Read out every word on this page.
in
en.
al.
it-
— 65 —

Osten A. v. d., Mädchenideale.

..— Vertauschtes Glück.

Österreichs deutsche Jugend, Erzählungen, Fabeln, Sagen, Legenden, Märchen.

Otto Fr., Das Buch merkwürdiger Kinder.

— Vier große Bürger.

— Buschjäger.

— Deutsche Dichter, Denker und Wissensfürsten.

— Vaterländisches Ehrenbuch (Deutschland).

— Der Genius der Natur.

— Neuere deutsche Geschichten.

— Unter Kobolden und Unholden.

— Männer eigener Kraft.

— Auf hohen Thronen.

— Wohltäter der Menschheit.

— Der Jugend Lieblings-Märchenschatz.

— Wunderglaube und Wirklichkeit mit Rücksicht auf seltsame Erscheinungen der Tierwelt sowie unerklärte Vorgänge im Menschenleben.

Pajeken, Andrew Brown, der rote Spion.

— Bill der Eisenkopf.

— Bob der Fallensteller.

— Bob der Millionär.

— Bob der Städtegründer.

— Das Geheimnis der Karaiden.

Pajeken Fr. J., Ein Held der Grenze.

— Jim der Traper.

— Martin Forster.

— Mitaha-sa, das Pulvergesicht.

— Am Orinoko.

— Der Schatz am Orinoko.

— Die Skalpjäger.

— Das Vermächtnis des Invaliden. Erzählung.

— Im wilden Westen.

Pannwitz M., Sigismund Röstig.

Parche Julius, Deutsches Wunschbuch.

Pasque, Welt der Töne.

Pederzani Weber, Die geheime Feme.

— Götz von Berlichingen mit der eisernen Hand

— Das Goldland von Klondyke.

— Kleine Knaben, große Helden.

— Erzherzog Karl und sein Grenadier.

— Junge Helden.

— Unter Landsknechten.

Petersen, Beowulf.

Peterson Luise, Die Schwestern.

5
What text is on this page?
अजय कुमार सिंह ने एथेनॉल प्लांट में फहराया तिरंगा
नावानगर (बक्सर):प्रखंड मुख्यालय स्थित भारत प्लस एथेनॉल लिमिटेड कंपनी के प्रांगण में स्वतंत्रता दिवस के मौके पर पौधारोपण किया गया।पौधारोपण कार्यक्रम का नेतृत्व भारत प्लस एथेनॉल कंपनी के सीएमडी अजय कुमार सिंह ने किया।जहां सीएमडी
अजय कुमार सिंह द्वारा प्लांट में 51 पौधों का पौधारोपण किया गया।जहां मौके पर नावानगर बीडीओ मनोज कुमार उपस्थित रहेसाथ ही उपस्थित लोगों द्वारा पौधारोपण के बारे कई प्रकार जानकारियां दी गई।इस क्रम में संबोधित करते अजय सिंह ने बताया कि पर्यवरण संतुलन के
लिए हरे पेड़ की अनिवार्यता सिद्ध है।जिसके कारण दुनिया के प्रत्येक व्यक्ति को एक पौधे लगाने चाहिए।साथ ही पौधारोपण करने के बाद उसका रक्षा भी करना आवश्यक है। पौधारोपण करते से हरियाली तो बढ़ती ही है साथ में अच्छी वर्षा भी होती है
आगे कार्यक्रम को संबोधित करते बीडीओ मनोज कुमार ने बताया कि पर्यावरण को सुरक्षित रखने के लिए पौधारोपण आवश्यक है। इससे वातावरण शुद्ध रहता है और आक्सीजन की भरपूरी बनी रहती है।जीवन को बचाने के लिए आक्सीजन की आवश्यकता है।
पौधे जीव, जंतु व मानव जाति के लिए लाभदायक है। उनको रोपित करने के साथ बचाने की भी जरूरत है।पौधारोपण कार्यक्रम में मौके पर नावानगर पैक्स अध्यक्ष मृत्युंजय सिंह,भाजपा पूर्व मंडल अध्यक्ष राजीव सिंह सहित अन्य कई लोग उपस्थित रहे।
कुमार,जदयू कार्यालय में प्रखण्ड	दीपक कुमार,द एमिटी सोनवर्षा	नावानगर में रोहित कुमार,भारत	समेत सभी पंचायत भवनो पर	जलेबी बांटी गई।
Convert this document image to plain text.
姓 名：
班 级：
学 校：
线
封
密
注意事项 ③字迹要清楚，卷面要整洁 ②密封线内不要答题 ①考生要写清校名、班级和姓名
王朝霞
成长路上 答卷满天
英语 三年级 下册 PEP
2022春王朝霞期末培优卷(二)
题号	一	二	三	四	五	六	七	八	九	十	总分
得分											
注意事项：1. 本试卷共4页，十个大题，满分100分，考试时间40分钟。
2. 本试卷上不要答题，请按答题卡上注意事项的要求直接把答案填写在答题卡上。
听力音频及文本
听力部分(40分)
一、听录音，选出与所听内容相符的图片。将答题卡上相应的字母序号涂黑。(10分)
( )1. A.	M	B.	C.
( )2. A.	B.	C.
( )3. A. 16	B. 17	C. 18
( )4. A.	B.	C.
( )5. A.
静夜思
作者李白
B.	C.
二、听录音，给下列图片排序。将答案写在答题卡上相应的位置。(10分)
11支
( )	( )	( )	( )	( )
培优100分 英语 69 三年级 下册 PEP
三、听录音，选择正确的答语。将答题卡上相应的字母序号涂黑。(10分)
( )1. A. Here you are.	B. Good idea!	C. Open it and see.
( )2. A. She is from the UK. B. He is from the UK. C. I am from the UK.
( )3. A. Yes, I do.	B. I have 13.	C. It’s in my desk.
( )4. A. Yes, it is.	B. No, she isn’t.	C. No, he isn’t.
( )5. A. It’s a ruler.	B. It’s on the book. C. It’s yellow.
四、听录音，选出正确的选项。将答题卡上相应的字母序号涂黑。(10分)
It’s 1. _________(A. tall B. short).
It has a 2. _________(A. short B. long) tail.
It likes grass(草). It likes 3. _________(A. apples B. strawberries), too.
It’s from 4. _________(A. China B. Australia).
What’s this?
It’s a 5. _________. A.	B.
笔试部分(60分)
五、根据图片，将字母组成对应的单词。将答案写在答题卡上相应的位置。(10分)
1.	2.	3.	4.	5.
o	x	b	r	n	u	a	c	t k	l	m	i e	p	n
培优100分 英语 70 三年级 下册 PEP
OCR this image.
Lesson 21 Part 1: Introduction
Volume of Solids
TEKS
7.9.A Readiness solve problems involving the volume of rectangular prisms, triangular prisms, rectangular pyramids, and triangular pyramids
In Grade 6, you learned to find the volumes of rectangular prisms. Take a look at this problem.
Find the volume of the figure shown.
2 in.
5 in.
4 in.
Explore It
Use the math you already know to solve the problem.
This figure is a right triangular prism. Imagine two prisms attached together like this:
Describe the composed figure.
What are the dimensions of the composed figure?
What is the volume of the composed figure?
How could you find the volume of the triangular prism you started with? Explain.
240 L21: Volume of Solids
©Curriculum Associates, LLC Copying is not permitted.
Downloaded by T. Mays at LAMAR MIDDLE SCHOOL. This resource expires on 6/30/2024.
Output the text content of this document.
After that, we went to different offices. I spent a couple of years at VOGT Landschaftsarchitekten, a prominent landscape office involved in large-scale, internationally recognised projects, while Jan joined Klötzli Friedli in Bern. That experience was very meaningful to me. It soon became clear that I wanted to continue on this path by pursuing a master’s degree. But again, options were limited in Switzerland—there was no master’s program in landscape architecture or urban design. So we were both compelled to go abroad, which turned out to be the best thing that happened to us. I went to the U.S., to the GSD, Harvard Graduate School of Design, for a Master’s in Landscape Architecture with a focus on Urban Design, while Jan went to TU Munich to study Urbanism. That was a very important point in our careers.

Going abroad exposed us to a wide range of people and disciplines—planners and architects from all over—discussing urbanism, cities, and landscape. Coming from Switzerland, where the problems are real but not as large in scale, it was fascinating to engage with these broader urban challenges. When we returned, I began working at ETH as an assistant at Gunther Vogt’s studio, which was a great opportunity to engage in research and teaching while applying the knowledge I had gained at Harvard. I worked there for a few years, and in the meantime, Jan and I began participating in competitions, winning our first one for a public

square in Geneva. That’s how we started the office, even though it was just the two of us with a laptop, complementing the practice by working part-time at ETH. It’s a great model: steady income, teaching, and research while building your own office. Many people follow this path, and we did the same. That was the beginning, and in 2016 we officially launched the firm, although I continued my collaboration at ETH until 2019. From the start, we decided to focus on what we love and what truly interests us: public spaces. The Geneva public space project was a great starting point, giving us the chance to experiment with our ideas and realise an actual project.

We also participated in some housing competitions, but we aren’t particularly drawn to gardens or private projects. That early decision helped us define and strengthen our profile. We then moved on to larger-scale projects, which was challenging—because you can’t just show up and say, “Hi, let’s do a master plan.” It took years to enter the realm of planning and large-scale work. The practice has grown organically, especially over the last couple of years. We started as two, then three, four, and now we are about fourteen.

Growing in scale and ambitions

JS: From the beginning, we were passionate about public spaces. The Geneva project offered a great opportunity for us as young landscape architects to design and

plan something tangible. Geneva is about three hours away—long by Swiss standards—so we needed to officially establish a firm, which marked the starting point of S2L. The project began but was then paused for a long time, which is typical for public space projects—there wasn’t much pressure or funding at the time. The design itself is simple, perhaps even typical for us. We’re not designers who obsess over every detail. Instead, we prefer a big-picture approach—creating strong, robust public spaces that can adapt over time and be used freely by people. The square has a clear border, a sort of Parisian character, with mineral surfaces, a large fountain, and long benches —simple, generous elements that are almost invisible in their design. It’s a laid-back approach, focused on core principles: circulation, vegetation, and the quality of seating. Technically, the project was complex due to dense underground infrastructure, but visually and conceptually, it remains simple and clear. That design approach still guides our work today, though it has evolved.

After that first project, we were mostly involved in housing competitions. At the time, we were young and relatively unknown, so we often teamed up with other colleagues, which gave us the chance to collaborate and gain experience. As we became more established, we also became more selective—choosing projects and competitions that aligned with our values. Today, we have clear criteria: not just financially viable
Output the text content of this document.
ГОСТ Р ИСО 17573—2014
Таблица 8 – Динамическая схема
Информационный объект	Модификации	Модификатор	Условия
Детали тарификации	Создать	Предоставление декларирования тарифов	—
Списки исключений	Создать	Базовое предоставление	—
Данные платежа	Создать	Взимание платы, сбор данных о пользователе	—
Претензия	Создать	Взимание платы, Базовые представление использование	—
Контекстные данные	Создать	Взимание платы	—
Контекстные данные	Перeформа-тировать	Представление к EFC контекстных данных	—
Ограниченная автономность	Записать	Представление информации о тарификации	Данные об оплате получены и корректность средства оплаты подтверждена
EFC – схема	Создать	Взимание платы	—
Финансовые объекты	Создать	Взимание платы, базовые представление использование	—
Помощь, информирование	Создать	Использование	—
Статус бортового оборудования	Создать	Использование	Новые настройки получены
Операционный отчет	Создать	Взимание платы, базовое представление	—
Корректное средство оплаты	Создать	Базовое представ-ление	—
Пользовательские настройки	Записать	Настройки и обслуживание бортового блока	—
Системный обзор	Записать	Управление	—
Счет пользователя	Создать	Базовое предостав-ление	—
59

····················

Brief: Identify the lines of the entries containing the string "triangular". Copy each such line.

Response:
7.9.A Readiness solve problems involving the volume of rectangular prisms, triangular prisms, rectangular pyramids, and triangular pyramids
This figure is a right triangular prism. Imagine two prisms attached together like this:
How could you find the volume of the triangular prism you started with? Explain.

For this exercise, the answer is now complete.